- OBIETTIVO DEL COMPITO: Puoi ricopiare parola per parola, dal brano sui monumenti e i siti archeologici dell'area iblea, il tratto che si apre con le parole contenenti "L’area iblea ha" e si chiude con "Casa del Mercante."?
-------- BRANO FORNITO
Sono presenti altri edifici e monumenti storici di rilevanza culturale:

chiesa di San Rocco; chiesa di Sant’Agnese; chiesa di San Sebastiano; di San Tommaso; la chiesa dell’Ecce Homo; la chiesa dei Cappuccini; la chiesa di San Vito; di San Paolo; di San Leonardo; la chiesa di San Francesco di Paola; la chiesa di San Domenico; la chiesa di San Giacomo. Ancora: il Castello di Donnafugata; Palazzo Lupis.

Siti Archeologici

L’area iblea ha restituito diverse rilevanze archeologiche. In una grotta sita a Fontana nuova, nei pressi di Marina di Ragusa, sono stati recuperati alcuni raschiatoi e lame da taglio in pietra scheggiata, risalenti a 30.000 anni fa. Si tratta del più antico ritrovamento scoperto finora in Sicilia. La maggior parte dei reperti è conservata al Museo archeologico ibleo.

  • Kamarina. La città antica sorgeva su tre colli, come testimoniano le parti di mura arcaiche e una grande torre. Individuati i resti di case ellenistiche: Casa dell’altare, Casa dell’iscrizione e Casa del Mercante.
  • Monte Arcibessi. Nel territorio del Monte Arcibessi sono presenti insediamenti fortificati, i castellieri, dell’età del Bronzo e dell’età del Ferro.  Presenti anche abitati preistorici, resti di insediamenti greci arcaici, testimonianze di epoca ellenistico-romana e resti bizantini e medievali.
----------------
-------- DATI RACCOLTI
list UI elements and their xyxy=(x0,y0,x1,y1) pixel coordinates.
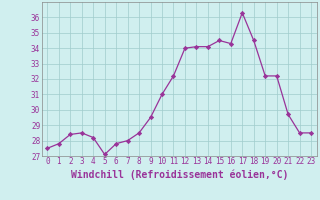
----------------
- RISPOSTA SCRITTA:
L’area iblea ha restituito diverse rilevanze archeologiche. In una grotta sita a Fontana nuova, nei pressi di Marina di Ragusa, sono stati recuperati alcuni raschiatoi e lame da taglio in pietra scheggiata, risalenti a 30.000 anni fa. Si tratta del più antico ritrovamento scoperto finora in Sicilia. La maggior parte dei reperti è conservata al Museo archeologico ibleo.

  • Kamarina. La città antica sorgeva su tre colli, come testimoniano le parti di mura arcaiche e una grande torre. Individuati i resti di case ellenistiche: Casa dell’altare, Casa dell’iscrizione e Casa del Mercante.